» Description of the task: Will you transcribe the entries that follow, exactly and in full?

--- begin Provided records ---

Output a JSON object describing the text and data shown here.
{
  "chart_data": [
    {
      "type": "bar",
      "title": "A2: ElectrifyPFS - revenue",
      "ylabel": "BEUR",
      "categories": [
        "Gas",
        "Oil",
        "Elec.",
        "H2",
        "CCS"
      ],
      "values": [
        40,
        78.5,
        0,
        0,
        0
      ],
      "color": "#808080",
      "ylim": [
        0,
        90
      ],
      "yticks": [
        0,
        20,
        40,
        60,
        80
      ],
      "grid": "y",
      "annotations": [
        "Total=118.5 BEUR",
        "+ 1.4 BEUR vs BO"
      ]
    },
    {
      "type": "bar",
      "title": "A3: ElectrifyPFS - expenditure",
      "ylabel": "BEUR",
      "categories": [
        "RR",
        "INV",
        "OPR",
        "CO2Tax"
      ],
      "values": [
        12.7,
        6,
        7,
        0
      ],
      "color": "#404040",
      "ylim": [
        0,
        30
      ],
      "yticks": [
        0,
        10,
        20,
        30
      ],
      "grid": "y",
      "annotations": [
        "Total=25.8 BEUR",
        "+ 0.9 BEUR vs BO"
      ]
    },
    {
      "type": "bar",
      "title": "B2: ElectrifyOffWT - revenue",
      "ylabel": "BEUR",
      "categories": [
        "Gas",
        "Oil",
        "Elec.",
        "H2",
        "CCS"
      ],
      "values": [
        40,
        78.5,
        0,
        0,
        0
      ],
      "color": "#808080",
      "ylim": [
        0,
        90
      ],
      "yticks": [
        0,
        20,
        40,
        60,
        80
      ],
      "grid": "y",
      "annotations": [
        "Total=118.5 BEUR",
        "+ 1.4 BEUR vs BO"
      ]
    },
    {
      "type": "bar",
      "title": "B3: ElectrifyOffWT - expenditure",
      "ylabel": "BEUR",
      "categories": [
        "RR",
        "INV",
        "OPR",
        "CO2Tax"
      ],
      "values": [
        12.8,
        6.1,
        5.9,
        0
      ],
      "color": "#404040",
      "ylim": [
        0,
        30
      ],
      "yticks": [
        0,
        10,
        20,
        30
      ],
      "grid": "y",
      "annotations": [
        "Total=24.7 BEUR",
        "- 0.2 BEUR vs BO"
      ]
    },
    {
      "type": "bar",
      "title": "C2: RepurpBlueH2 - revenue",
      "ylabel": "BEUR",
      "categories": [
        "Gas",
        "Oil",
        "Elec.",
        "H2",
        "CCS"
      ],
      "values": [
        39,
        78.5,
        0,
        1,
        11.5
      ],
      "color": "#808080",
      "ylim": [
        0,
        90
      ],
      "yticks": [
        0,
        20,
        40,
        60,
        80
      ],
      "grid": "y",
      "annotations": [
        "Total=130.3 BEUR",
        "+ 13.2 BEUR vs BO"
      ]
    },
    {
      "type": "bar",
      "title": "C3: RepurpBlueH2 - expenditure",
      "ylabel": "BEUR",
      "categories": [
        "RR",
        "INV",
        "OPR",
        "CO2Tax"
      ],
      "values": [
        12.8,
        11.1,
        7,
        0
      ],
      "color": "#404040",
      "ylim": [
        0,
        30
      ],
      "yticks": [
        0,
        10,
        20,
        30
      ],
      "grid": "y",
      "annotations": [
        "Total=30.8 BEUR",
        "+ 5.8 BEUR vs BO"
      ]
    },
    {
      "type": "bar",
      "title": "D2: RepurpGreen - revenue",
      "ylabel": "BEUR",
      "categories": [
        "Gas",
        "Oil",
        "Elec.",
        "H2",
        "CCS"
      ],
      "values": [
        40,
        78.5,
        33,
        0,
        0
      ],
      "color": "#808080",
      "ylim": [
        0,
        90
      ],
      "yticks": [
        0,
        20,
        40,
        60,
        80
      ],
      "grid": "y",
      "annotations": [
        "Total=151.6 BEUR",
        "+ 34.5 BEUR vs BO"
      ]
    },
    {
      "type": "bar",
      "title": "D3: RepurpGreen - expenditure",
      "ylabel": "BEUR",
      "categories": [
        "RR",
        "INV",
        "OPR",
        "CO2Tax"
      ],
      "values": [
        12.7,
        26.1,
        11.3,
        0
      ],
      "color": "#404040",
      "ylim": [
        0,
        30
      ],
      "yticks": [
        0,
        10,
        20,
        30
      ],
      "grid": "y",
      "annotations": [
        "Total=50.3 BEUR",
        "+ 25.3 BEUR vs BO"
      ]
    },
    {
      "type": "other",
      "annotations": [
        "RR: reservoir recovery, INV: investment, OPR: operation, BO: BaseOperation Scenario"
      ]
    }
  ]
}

--- end Provided records ---

» Written reply:
Output a JSON object describing the text and data shown here.
{
  "chart_data": [
    {
      "type": "bar",
      "title": "A2: ElectrifyPFS - revenue",
      "ylabel": "BEUR",
      "categories": [
        "Gas",
        "Oil",
        "Elec.",
        "H2",
        "CCS"
      ],
      "values": [
        40,
        78.5,
        0,
        0,
        0
      ],
      "color": "#808080",
      "ylim": [
        0,
        90
      ],
      "yticks": [
        0,
        20,
        40,
        60,
        80
      ],
      "grid": "y",
      "annotations": [
        "Total=118.5 BEUR",
        "+ 1.4 BEUR vs BO"
      ]
    },
    {
      "type": "bar",
      "title": "A3: ElectrifyPFS - expenditure",
      "ylabel": "BEUR",
      "categories": [
        "RR",
        "INV",
        "OPR",
        "CO2Tax"
      ],
      "values": [
        12.7,
        6,
        7,
        0
      ],
      "color": "#404040",
      "ylim": [
        0,
        30
      ],
      "yticks": [
        0,
        10,
        20,
        30
      ],
      "grid": "y",
      "annotations": [
        "Total=25.8 BEUR",
        "+ 0.9 BEUR vs BO"
      ]
    },
    {
      "type": "bar",
      "title": "B2: ElectrifyOffWT - revenue",
      "ylabel": "BEUR",
      "categories": [
        "Gas",
        "Oil",
        "Elec.",
        "H2",
        "CCS"
      ],
      "values": [
        40,
        78.5,
        0,
        0,
        0
      ],
      "color": "#808080",
      "ylim": [
        0,
        90
      ],
      "yticks": [
        0,
        20,
        40,
        60,
        80
      ],
      "grid": "y",
      "annotations": [
        "Total=118.5 BEUR",
        "+ 1.4 BEUR vs BO"
      ]
    },
    {
      "type": "bar",
      "title": "B3: ElectrifyOffWT - expenditure",
      "ylabel": "BEUR",
      "categories": [
        "RR",
        "INV",
        "OPR",
        "CO2Tax"
      ],
      "values": [
        12.8,
        6.1,
        5.9,
        0
      ],
      "color": "#404040",
      "ylim": [
        0,
        30
      ],
      "yticks": [
        0,
        10,
        20,
        30
      ],
      "grid": "y",
      "annotations": [
        "Total=24.7 BEUR",
        "- 0.2 BEUR vs BO"
      ]
    },
    {
      "type": "bar",
      "title": "C2: RepurpBlueH2 - revenue",
      "ylabel": "BEUR",
      "categories": [
        "Gas",
        "Oil",
        "Elec.",
        "H2",
        "CCS"
      ],
      "values": [
        39,
        78.5,
        0,
        1,
        11.5
      ],
      "color": "#808080",
      "ylim": [
        0,
        90
      ],
      "yticks": [
        0,
        20,
        40,
        60,
        80
      ],
      "grid": "y",
      "annotations": [
        "Total=130.3 BEUR",
        "+ 13.2 BEUR vs BO"
      ]
    },
    {
      "type": "bar",
      "title": "C3: RepurpBlueH2 - expenditure",
      "ylabel": "BEUR",
      "categories": [
        "RR",
        "INV",
        "OPR",
        "CO2Tax"
      ],
      "values": [
        12.8,
        11.1,
        7,
        0
      ],
      "color": "#404040",
      "ylim": [
        0,
        30
      ],
      "yticks": [
        0,
        10,
        20,
        30
      ],
      "grid": "y",
      "annotations": [
        "Total=30.8 BEUR",
        "+ 5.8 BEUR vs BO"
      ]
    },
    {
      "type": "bar",
      "title": "D2: RepurpGreen - revenue",
      "ylabel": "BEUR",
      "categories": [
        "Gas",
        "Oil",
        "Elec.",
        "H2",
        "CCS"
      ],
      "values": [
        40,
        78.5,
        33,
        0,
        0
      ],
      "color": "#808080",
      "ylim": [
        0,
        90
      ],
      "yticks": [
        0,
        20,
        40,
        60,
        80
      ],
      "grid": "y",
      "annotations": [
        "Total=151.6 BEUR",
        "+ 34.5 BEUR vs BO"
      ]
    },
    {
      "type": "bar",
      "title": "D3: RepurpGreen - expenditure",
      "ylabel": "BEUR",
      "categories": [
        "RR",
        "INV",
        "OPR",
        "CO2Tax"
      ],
      "values": [
        12.7,
        26.1,
        11.3,
        0
      ],
      "color": "#404040",
      "ylim": [
        0,
        30
      ],
      "yticks": [
        0,
        10,
        20,
        30
      ],
      "grid": "y",
      "annotations": [
        "Total=50.3 BEUR",
        "+ 25.3 BEUR vs BO"
      ]
    },
    {
      "type": "other",
      "annotations": [
        "RR: reservoir recovery, INV: investment, OPR: operation, BO: BaseOperation Scenario"
      ]
    }
  ]
}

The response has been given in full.